Passage given:
France–according to the estimates of Reid, Baker, and others–would
require over four hundred years to double its present population of
approximately 40,000,000. Both of these countries are admittedly
backward in their rates of growth on the technological level; that is
to say, neither of them has taken full advantage of the incentive to
population increase afforded by the introduction of technological
procedures into their social life.
Compare these examples with
the United States. In 1830, slightly over a century ago, this country
had a little more than 12,000,000 people. Today the figure is
approximately 122,000,000–an increase of 10 times in a century. Now
set these figures against the background of the energy consumption
during the same period: In 1830 we were consuming as a nation less than
75 trillion British Thermal Units of total extraneous physical energy
(derived principally from windmills and domestic animals with some coal
and water power.) In 1929 we consumed slightly less than 27,000
trillion British Thermal Units of extraneous physical energy–an
increase in the century of 353 times. What is the drift of such
facts–which can be supported and strengthened from many sources?

Records provided:
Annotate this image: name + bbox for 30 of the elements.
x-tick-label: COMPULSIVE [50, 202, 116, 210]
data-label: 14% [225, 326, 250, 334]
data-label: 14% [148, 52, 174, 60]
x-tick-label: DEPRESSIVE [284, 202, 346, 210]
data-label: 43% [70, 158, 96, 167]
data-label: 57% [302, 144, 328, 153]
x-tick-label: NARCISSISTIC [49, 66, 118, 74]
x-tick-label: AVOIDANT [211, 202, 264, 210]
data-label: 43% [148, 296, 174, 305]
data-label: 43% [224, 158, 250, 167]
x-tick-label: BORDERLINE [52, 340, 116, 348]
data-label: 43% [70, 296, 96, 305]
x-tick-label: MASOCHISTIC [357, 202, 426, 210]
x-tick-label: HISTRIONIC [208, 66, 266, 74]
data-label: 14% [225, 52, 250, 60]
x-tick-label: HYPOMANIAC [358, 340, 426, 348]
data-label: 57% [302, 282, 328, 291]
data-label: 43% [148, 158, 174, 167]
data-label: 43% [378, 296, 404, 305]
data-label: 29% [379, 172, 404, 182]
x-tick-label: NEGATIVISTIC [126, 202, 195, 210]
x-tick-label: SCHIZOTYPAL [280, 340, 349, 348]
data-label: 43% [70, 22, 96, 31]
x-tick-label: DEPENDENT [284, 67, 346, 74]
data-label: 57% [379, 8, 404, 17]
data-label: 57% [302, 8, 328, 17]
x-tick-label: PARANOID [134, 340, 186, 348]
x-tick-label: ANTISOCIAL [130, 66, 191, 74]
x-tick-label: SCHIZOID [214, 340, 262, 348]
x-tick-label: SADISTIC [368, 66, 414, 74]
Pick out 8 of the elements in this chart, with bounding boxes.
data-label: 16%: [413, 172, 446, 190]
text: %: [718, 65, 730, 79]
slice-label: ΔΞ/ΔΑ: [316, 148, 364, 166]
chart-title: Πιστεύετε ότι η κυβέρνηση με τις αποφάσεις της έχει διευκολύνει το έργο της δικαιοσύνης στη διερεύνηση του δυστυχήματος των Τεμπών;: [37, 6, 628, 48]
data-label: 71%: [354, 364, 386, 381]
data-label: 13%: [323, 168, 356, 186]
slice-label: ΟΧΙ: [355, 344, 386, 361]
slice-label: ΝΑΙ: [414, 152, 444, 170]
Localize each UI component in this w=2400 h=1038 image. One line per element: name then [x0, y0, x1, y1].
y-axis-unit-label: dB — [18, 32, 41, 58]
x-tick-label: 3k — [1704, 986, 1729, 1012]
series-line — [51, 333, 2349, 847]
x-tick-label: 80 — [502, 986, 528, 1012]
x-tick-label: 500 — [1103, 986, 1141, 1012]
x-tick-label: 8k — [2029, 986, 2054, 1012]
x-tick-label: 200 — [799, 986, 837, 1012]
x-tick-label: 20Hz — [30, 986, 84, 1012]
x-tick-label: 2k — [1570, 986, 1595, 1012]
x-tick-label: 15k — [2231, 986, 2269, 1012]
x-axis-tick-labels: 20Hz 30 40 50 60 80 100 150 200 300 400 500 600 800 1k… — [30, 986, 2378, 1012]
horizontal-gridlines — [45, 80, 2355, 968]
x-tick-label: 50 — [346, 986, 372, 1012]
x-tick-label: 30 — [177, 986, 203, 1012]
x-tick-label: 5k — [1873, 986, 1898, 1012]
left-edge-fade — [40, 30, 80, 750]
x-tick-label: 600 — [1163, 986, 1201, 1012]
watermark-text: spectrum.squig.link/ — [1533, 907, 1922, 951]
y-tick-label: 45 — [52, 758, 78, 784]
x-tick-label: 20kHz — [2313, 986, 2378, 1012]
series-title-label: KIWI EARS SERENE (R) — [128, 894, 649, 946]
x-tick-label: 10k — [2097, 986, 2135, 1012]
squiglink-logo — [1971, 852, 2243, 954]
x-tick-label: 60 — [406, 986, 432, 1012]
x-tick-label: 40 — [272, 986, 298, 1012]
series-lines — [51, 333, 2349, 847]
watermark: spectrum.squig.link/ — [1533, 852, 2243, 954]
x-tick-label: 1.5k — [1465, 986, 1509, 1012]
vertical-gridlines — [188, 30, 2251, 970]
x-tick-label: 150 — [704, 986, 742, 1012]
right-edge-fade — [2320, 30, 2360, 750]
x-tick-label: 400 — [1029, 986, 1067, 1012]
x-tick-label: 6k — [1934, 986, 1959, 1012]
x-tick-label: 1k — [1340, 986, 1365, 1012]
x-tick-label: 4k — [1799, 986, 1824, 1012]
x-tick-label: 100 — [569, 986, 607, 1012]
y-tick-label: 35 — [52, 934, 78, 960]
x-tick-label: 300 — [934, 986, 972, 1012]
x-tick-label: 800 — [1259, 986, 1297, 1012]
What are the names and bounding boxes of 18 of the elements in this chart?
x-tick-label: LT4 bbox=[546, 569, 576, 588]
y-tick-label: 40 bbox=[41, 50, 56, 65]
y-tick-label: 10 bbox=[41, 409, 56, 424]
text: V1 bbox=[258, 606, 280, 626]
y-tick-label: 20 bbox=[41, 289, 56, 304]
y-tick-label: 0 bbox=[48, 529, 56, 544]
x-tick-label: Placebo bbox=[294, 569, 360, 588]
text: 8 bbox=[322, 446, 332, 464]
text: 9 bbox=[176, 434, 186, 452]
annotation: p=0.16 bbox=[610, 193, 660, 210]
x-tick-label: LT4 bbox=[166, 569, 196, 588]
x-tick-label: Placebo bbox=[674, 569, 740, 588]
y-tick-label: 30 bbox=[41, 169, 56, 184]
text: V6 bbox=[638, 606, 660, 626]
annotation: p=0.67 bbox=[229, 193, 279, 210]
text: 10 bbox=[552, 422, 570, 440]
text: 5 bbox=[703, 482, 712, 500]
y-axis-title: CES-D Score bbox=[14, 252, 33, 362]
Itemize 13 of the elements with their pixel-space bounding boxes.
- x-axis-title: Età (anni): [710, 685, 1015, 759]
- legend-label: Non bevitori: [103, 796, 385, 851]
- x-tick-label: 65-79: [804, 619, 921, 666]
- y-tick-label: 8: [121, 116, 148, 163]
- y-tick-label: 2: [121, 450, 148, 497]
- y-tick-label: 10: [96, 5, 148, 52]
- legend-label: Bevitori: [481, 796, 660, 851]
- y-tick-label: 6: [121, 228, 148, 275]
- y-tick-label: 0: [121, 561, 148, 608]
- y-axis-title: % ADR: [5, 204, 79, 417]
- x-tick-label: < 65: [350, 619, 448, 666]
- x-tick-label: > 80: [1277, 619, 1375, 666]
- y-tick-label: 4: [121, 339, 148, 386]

Exercise requirements:
1) Name every source of energy that the passage on population and energy use lists for 1830.
2) Sum up the passage on population and energy use in two sentences.
3) Pick up the passage on population and energy use after its closing question and keep writing.
None of this work calls for the entries.

Exercise responses:
1) Windmills, domestic animals, coal, and water power.

2) By the estimates of Reid, Baker, and others, France would need over four hundred years to double its population of about 40,000,000, and the passage counts it among countries that have not taken full advantage of the push to population growth that technology brings. The United States, by contrast, grew from a little over 12,000,000 people in 1830 to about 122,000,000 today, and over roughly the same century its energy use rose 353 times, from under 75 trillion British Thermal Units to slightly less than 27,000 trillion in 1929.

3)
Technocracy
points out that in all social systems prior to the last 200 years man
was the chief engine of energy conversion. Efficient from the
mechanical point of view, this engine was severely limited in output,
rating at approximately one tenth horsepower per eight-hour day. All
the work and wealth of human society from the dawn of recorded history
to the beginning of the 18th century depended exclusively upon this
engine. Thus we have Adam Smith, in the opening sentence of his famous
book, (published in the same year as America’s Declaration of
Independence and, ironically, within a short distance of the town where
James Watt was developing his steam engine) defining wealth in terms of
human labor which in turn created all values. This was a correct
description of the conditions of which Adam Smith wrote, but it has
since become increasingly evident that man, as a creator of physical
wealth, is receding more and more into the background, yielding, and
not unwillingly, to the rapid growth of technology and of power
procedures. Technocracy emphasizes that in all the older social systems
there was no means of altering the rate of doing work: You could
increase the total number of human beings only up to the physical
limits of the area in which they lived, that limit reached, migration
was the only alternative to the reduction of population by mass famine. (10/30/08)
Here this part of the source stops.